### [What you should do]
Report every line in the listing below where the string "masa" shows up.

### [Data for this task]
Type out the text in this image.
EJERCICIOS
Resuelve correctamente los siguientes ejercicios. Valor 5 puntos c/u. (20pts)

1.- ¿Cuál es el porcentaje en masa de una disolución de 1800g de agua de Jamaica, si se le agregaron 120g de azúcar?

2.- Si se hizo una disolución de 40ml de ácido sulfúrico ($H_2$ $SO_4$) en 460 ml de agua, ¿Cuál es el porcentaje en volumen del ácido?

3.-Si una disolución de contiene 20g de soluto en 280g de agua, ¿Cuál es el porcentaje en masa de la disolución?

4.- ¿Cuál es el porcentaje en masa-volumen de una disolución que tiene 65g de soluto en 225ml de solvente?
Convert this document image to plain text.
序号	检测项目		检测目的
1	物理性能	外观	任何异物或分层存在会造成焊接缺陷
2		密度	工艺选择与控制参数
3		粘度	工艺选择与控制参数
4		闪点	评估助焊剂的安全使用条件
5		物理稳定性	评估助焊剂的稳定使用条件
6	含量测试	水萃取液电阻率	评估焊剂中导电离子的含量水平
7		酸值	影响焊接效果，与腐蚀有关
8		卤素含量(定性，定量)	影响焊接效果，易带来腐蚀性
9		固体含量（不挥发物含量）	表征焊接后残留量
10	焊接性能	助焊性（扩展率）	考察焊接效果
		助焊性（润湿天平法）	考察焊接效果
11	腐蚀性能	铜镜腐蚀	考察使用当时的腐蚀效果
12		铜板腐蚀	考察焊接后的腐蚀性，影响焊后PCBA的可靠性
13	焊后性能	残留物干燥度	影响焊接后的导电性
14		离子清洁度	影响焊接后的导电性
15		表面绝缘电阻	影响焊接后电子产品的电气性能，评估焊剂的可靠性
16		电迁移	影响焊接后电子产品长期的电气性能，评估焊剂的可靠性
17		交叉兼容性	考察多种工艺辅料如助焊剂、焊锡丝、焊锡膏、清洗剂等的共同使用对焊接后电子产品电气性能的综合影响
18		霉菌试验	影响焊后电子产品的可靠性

### [Exercise response]
1.- ¿Cuál es el porcentaje en masa de una disolución de 1800g de agua de Jamaica, si se le agregaron 120g de azúcar?
3.-Si una disolución de contiene 20g de soluto en 280g de agua, ¿Cuál es el porcentaje en masa de la disolución?
4.- ¿Cuál es el porcentaje en masa-volumen de una disolución que tiene 65g de soluto en 225ml de solvente?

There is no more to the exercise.